* Begin *

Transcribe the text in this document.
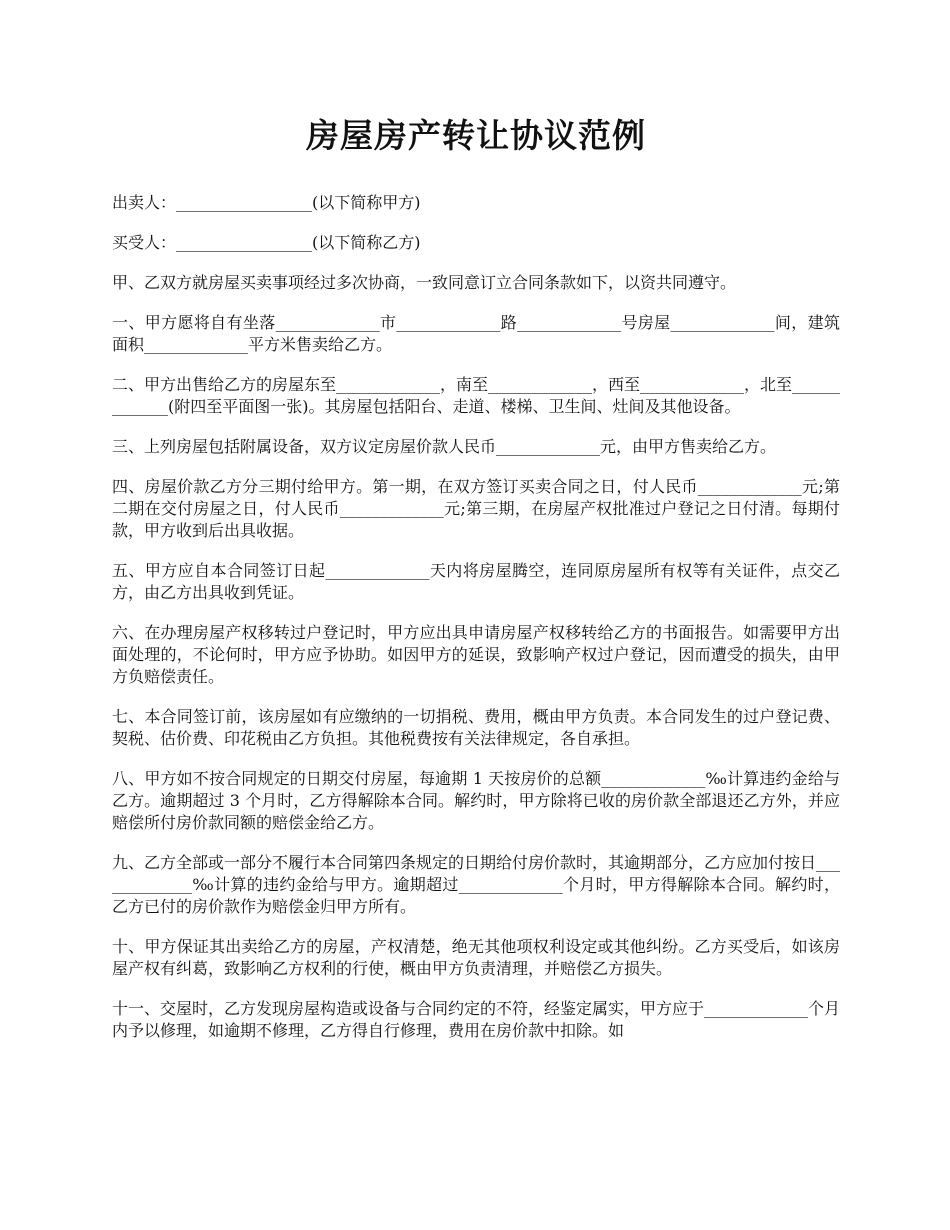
房屋房产转让协议范例

出卖人：_________________(以下简称甲方)

买受人：_________________(以下简称乙方)

甲、乙双方就房屋买卖事项经过多次协商，一致同意订立合同条款如下，以资共同遵守。

一、甲方愿将自有坐落_____________市_____________路_____________号房屋_____________间，建筑面积_____________平方米售卖给乙方。

二、甲方出售给乙方的房屋东至_____________，南至_____________，西至_____________，北至_____________(附四至平面图一张)。其房屋包括阳台、走道、楼梯、卫生间、灶间及其他设备。

三、上列房屋包括附属设备，双方议定房屋价款人民币_____________元，由甲方售卖给乙方。

四、房屋价款乙方分三期付给甲方。第一期，在双方签订买卖合同之日，付人民币_____________元;第二期在交付房屋之日，付人民币_____________元;第三期，在房屋产权批准过户登记之日付清。每期付款，甲方收到后出具收据。

五、甲方应自本合同签订日起_____________天内将房屋腾空，连同原房屋所有权等有关证件，点交乙方，由乙方出具收到凭证。

六、在办理房屋产权移转过户登记时，甲方应出具申请房屋产权移转给乙方的书面报告。如需要甲方出面处理的，不论何时，甲方应予协助。如因甲方的延误，致影响产权过户登记，因而遭受的损失，由甲方负赔偿责任。

七、本合同签订前，该房屋如有应缴纳的一切捐税、费用，概由甲方负责。本合同发生的过户登记费、契税、估价费、印花税由乙方负担。其他税费按有关法律规定，各自承担。

八、甲方如不按合同规定的日期交付房屋，每逾期 1 天按房价的总额_____________‰计算违约金给与乙方。逾期超过 3 个月时，乙方得解除本合同。解约时，甲方除将已收的房价款全部退还乙方外，并应赔偿所付房价款同额的赔偿金给乙方。

九、乙方全部或一部分不履行本合同第四条规定的日期给付房价款时，其逾期部分，乙方应加付按日_____________‰计算的违约金给与甲方。逾期超过_____________个月时，甲方得解除本合同。解约时，乙方已付的房价款作为赔偿金归甲方所有。

十、甲方保证其出卖给乙方的房屋，产权清楚，绝无其他项权利设定或其他纠纷。乙方买受后，如该房屋产权有纠葛，致影响乙方权利的行使，概由甲方负责清理，并赔偿乙方损失。

十一、交屋时，乙方发现房屋构造或设备与合同约定的不符，经鉴定属实，甲方应于_____________个月内予以修理，如逾期不修理，乙方得自行修理，费用在房价款中扣除。如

* End *

**TASK BRIEF**
Omitting all images, retype each line of the records precisely.

**THE SOLUTION**
Transcribe the text in this document.
房屋房产转让协议范例

出卖人：_________________(以下简称甲方)

买受人：_________________(以下简称乙方)

甲、乙双方就房屋买卖事项经过多次协商，一致同意订立合同条款如下，以资共同遵守。

一、甲方愿将自有坐落_____________市_____________路_____________号房屋_____________间，建筑面积_____________平方米售卖给乙方。

二、甲方出售给乙方的房屋东至_____________，南至_____________，西至_____________，北至_____________(附四至平面图一张)。其房屋包括阳台、走道、楼梯、卫生间、灶间及其他设备。

三、上列房屋包括附属设备，双方议定房屋价款人民币_____________元，由甲方售卖给乙方。

四、房屋价款乙方分三期付给甲方。第一期，在双方签订买卖合同之日，付人民币_____________元;第二期在交付房屋之日，付人民币_____________元;第三期，在房屋产权批准过户登记之日付清。每期付款，甲方收到后出具收据。

五、甲方应自本合同签订日起_____________天内将房屋腾空，连同原房屋所有权等有关证件，点交乙方，由乙方出具收到凭证。

六、在办理房屋产权移转过户登记时，甲方应出具申请房屋产权移转给乙方的书面报告。如需要甲方出面处理的，不论何时，甲方应予协助。如因甲方的延误，致影响产权过户登记，因而遭受的损失，由甲方负赔偿责任。

七、本合同签订前，该房屋如有应缴纳的一切捐税、费用，概由甲方负责。本合同发生的过户登记费、契税、估价费、印花税由乙方负担。其他税费按有关法律规定，各自承担。

八、甲方如不按合同规定的日期交付房屋，每逾期 1 天按房价的总额_____________‰计算违约金给与乙方。逾期超过 3 个月时，乙方得解除本合同。解约时，甲方除将已收的房价款全部退还乙方外，并应赔偿所付房价款同额的赔偿金给乙方。

九、乙方全部或一部分不履行本合同第四条规定的日期给付房价款时，其逾期部分，乙方应加付按日_____________‰计算的违约金给与甲方。逾期超过_____________个月时，甲方得解除本合同。解约时，乙方已付的房价款作为赔偿金归甲方所有。

十、甲方保证其出卖给乙方的房屋，产权清楚，绝无其他项权利设定或其他纠纷。乙方买受后，如该房屋产权有纠葛，致影响乙方权利的行使，概由甲方负责清理，并赔偿乙方损失。

十一、交屋时，乙方发现房屋构造或设备与合同约定的不符，经鉴定属实，甲方应于_____________个月内予以修理，如逾期不修理，乙方得自行修理，费用在房价款中扣除。如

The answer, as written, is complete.